Copy the data below exactly.

── Records provided

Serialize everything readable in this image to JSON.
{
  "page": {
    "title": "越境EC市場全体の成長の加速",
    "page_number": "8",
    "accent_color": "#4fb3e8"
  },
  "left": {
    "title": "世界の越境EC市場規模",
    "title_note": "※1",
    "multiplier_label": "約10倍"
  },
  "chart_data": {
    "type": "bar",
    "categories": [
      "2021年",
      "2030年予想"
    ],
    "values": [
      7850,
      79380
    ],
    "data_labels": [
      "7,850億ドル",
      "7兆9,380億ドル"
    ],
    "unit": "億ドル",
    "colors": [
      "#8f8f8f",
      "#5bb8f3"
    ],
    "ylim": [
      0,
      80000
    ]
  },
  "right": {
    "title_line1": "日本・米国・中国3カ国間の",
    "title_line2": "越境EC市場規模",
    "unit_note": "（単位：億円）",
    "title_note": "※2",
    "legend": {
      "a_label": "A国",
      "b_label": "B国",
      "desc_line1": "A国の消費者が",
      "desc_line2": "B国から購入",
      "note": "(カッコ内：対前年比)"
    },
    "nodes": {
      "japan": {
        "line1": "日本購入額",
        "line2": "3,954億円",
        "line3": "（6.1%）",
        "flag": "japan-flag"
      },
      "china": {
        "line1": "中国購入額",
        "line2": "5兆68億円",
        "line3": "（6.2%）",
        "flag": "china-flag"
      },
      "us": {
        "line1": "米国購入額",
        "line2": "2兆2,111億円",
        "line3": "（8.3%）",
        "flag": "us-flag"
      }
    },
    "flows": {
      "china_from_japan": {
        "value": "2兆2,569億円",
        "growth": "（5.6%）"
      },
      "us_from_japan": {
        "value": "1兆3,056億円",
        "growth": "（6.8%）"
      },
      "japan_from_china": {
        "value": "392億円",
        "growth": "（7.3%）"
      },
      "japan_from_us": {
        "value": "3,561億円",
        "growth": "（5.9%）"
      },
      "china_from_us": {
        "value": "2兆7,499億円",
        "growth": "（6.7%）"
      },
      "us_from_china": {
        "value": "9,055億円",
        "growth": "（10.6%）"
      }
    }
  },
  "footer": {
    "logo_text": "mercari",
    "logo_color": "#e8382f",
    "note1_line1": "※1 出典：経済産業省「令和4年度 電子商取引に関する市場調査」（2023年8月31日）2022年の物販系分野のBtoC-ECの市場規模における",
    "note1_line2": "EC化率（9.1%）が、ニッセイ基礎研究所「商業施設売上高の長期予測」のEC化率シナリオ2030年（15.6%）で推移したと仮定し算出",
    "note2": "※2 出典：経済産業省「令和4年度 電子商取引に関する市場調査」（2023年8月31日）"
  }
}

────

:: Correct result ::
Serialize everything readable in this image to JSON.
{
  "page": {
    "title": "越境EC市場全体の成長の加速",
    "page_number": "8",
    "accent_color": "#4fb3e8"
  },
  "left": {
    "title": "世界の越境EC市場規模",
    "title_note": "※1",
    "multiplier_label": "約10倍"
  },
  "chart_data": {
    "type": "bar",
    "categories": [
      "2021年",
      "2030年予想"
    ],
    "values": [
      7850,
      79380
    ],
    "data_labels": [
      "7,850億ドル",
      "7兆9,380億ドル"
    ],
    "unit": "億ドル",
    "colors": [
      "#8f8f8f",
      "#5bb8f3"
    ],
    "ylim": [
      0,
      80000
    ]
  },
  "right": {
    "title_line1": "日本・米国・中国3カ国間の",
    "title_line2": "越境EC市場規模",
    "unit_note": "（単位：億円）",
    "title_note": "※2",
    "legend": {
      "a_label": "A国",
      "b_label": "B国",
      "desc_line1": "A国の消費者が",
      "desc_line2": "B国から購入",
      "note": "(カッコ内：対前年比)"
    },
    "nodes": {
      "japan": {
        "line1": "日本購入額",
        "line2": "3,954億円",
        "line3": "（6.1%）",
        "flag": "japan-flag"
      },
      "china": {
        "line1": "中国購入額",
        "line2": "5兆68億円",
        "line3": "（6.2%）",
        "flag": "china-flag"
      },
      "us": {
        "line1": "米国購入額",
        "line2": "2兆2,111億円",
        "line3": "（8.3%）",
        "flag": "us-flag"
      }
    },
    "flows": {
      "china_from_japan": {
        "value": "2兆2,569億円",
        "growth": "（5.6%）"
      },
      "us_from_japan": {
        "value": "1兆3,056億円",
        "growth": "（6.8%）"
      },
      "japan_from_china": {
        "value": "392億円",
        "growth": "（7.3%）"
      },
      "japan_from_us": {
        "value": "3,561億円",
        "growth": "（5.9%）"
      },
      "china_from_us": {
        "value": "2兆7,499億円",
        "growth": "（6.7%）"
      },
      "us_from_china": {
        "value": "9,055億円",
        "growth": "（10.6%）"
      }
    }
  },
  "footer": {
    "logo_text": "mercari",
    "logo_color": "#e8382f",
    "note1_line1": "※1 出典：経済産業省「令和4年度 電子商取引に関する市場調査」（2023年8月31日）2022年の物販系分野のBtoC-ECの市場規模における",
    "note1_line2": "EC化率（9.1%）が、ニッセイ基礎研究所「商業施設売上高の長期予測」のEC化率シナリオ2030年（15.6%）で推移したと仮定し算出",
    "note2": "※2 出典：経済産業省「令和4年度 電子商取引に関する市場調査」（2023年8月31日）"
  }
}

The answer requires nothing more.